** START Supplied records **

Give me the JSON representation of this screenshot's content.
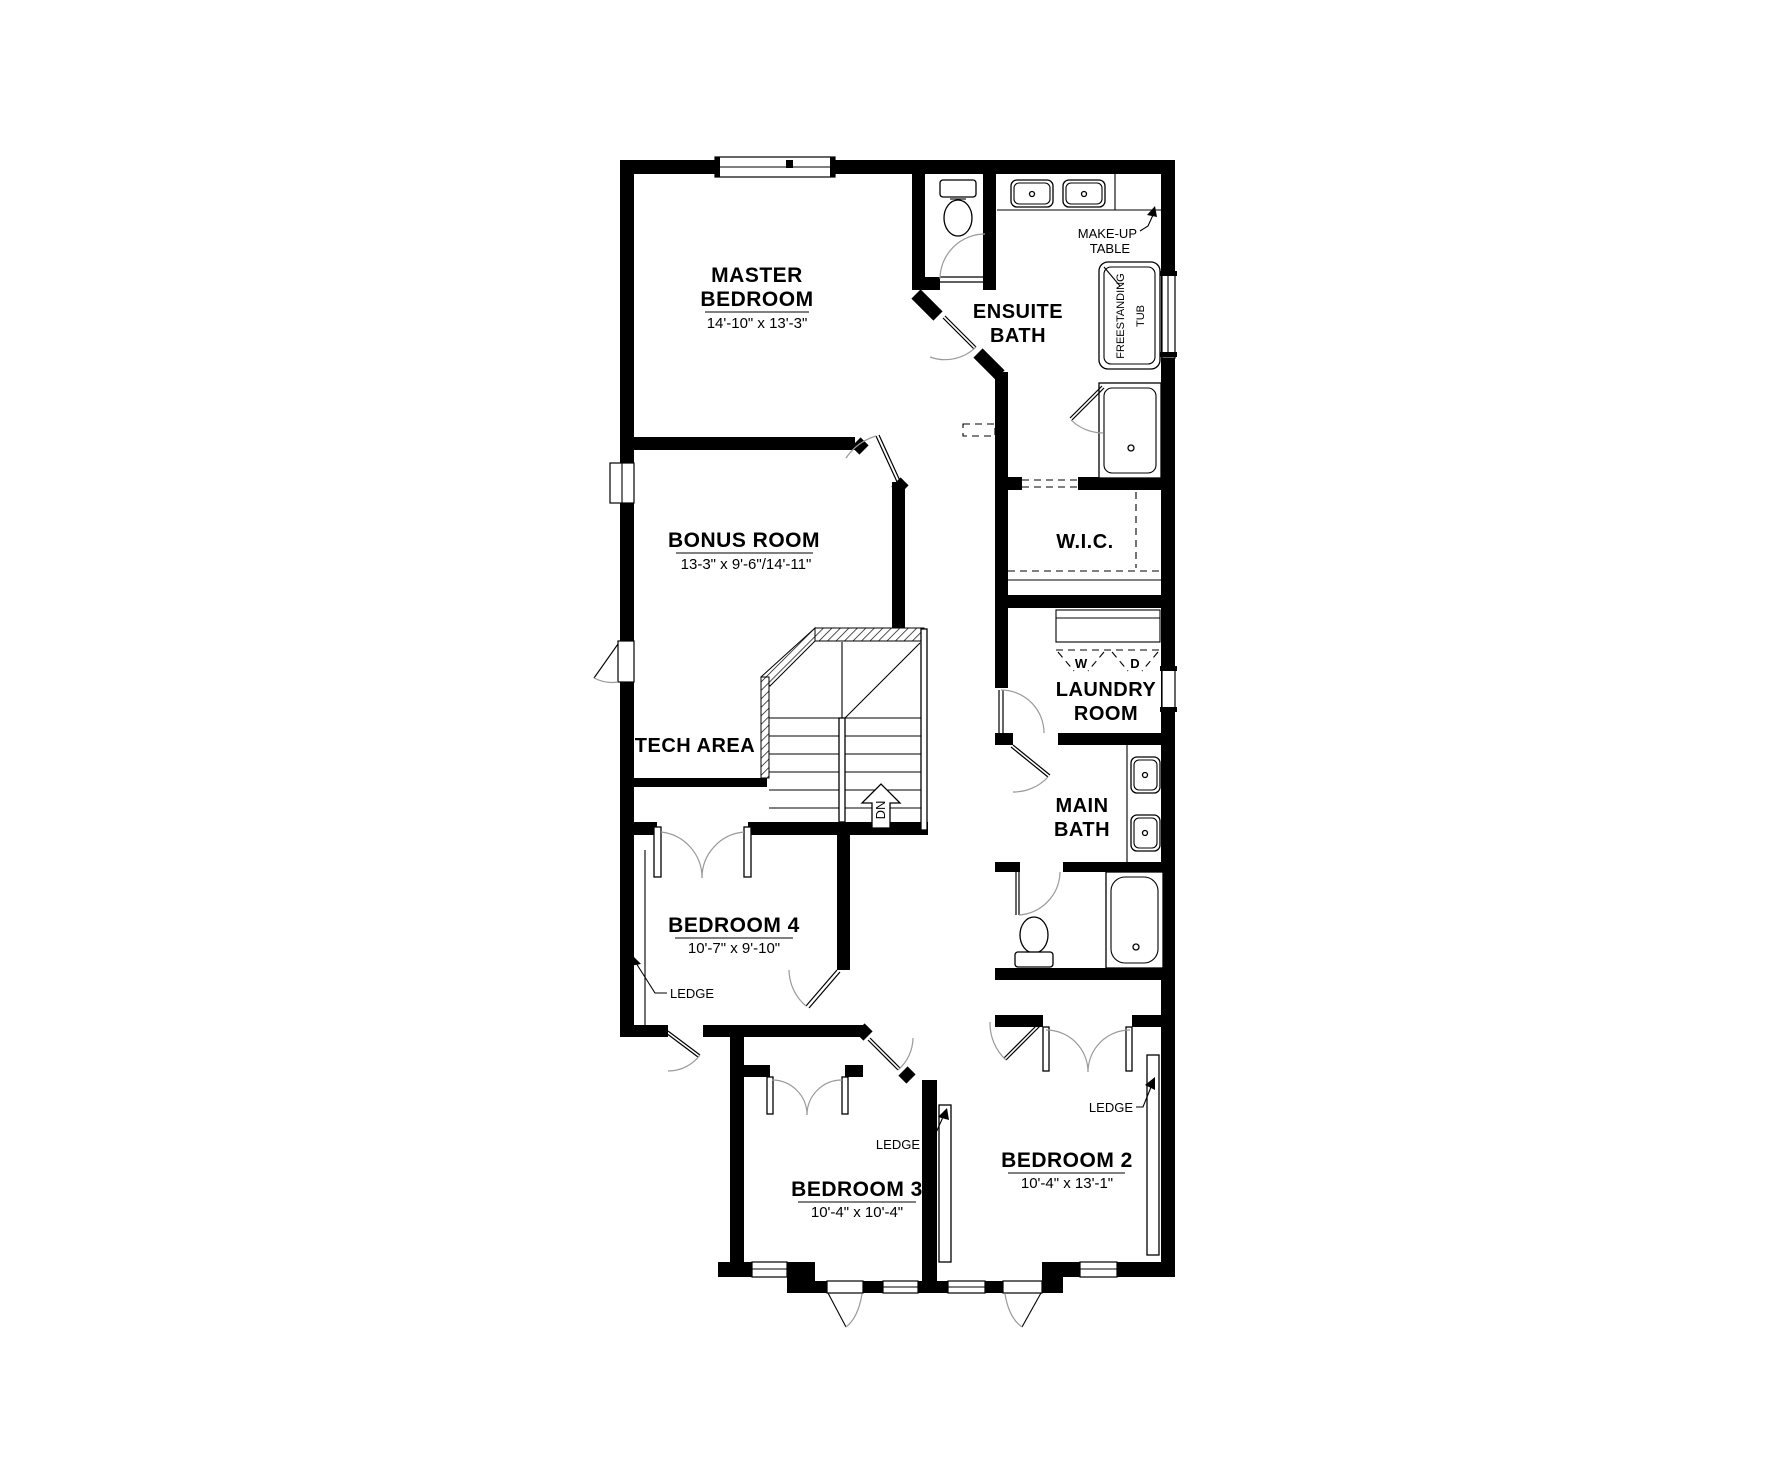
{
  "plan": {
    "rooms": {
      "master_bedroom": {
        "line1": "MASTER",
        "line2": "BEDROOM",
        "dims": "14'-10\" x 13'-3\""
      },
      "ensuite_bath": {
        "line1": "ENSUITE",
        "line2": "BATH"
      },
      "bonus_room": {
        "name": "BONUS ROOM",
        "dims": "13-3\" x 9'-6\"/14'-11\""
      },
      "wic": {
        "name": "W.I.C."
      },
      "laundry_room": {
        "line1": "LAUNDRY",
        "line2": "ROOM"
      },
      "tech_area": {
        "name": "TECH AREA"
      },
      "main_bath": {
        "line1": "MAIN",
        "line2": "BATH"
      },
      "bedroom_4": {
        "name": "BEDROOM 4",
        "dims": "10'-7\" x 9'-10\""
      },
      "bedroom_3": {
        "name": "BEDROOM 3",
        "dims": "10'-4\" x 10'-4\""
      },
      "bedroom_2": {
        "name": "BEDROOM 2",
        "dims": "10'-4\" x 13'-1\""
      }
    },
    "annotations": {
      "makeup_table_line1": "MAKE-UP",
      "makeup_table_line2": "TABLE",
      "freestanding_tub_line1": "FREESTANDING",
      "freestanding_tub_line2": "TUB",
      "ledge": "LEDGE",
      "washer": "W",
      "dryer": "D",
      "down": "DN"
    },
    "colors": {
      "wall": "#000000",
      "door_arc": "#9a9a9a",
      "text": "#000000",
      "background": "#ffffff"
    }
  }
}
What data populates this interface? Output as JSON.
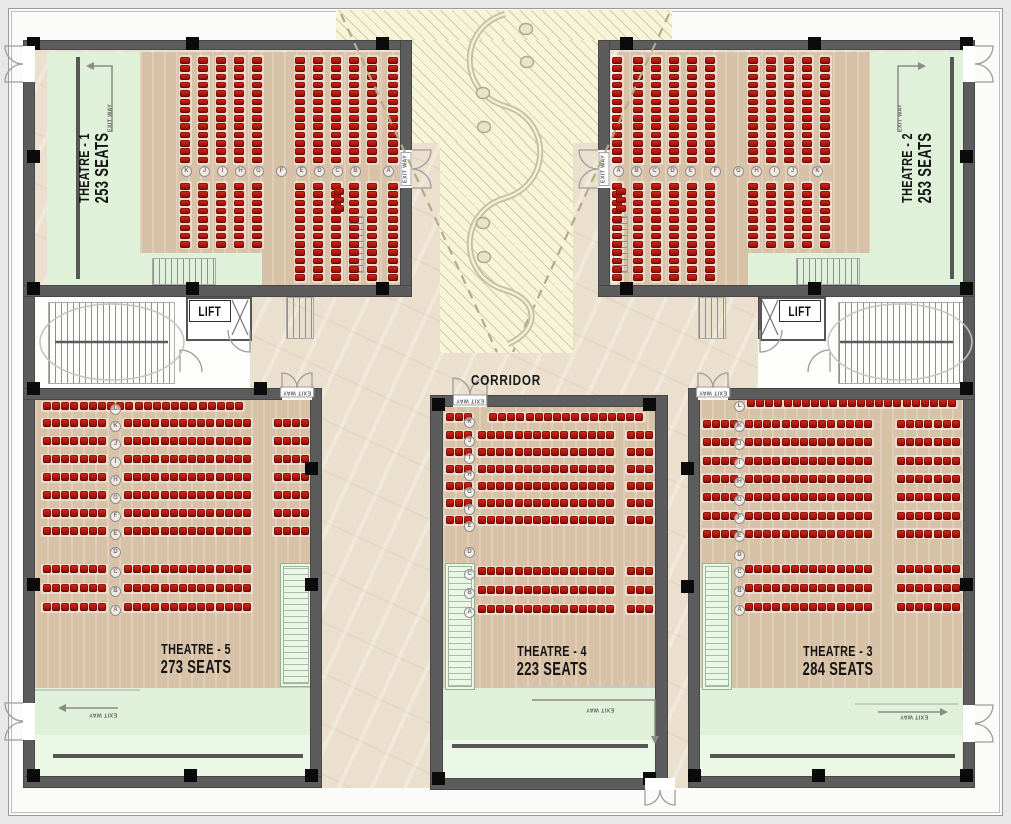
{
  "labels": {
    "corridor": "CORRIDOR",
    "lift": "LIFT",
    "exit_way": "EXIT WAY"
  },
  "theatres": {
    "t1": {
      "name": "THEATRE - 1",
      "seats": "253 SEATS",
      "row_letters": [
        "K",
        "J",
        "I",
        "H",
        "G",
        "F",
        "E",
        "D",
        "C",
        "B",
        "A"
      ]
    },
    "t2": {
      "name": "THEATRE - 2",
      "seats": "253 SEATS",
      "row_letters": [
        "A",
        "B",
        "C",
        "D",
        "E",
        "F",
        "G",
        "H",
        "I",
        "J",
        "K"
      ]
    },
    "t3": {
      "name": "THEATRE - 3",
      "seats": "284 SEATS",
      "row_letters": [
        "L",
        "K",
        "J",
        "I",
        "H",
        "G",
        "F",
        "E",
        "D",
        "C",
        "B",
        "A"
      ]
    },
    "t4": {
      "name": "THEATRE - 4",
      "seats": "223 SEATS",
      "row_letters": [
        "K",
        "J",
        "I",
        "H",
        "G",
        "F",
        "E",
        "D",
        "C",
        "B",
        "A"
      ]
    },
    "t5": {
      "name": "THEATRE - 5",
      "seats": "273 SEATS",
      "row_letters": [
        "L",
        "K",
        "J",
        "I",
        "H",
        "G",
        "F",
        "E",
        "D",
        "C",
        "B",
        "A"
      ]
    }
  },
  "colors": {
    "seat_red": "#b2170d",
    "wall_gray": "#5c5c5c",
    "wood_floor": "#d8c2a7",
    "screen_area_green": "#e0f1da",
    "corridor_marble": "#ebdfcd",
    "atrium_hatch": "#f8f4d9"
  }
}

** END Supplied records **

## Problem description
Show, from the listing above, each line that contains the word "seats".

## Complete response
      "seats": "253 SEATS",
      "seats": "253 SEATS",
      "seats": "284 SEATS",
      "seats": "223 SEATS",
      "seats": "273 SEATS",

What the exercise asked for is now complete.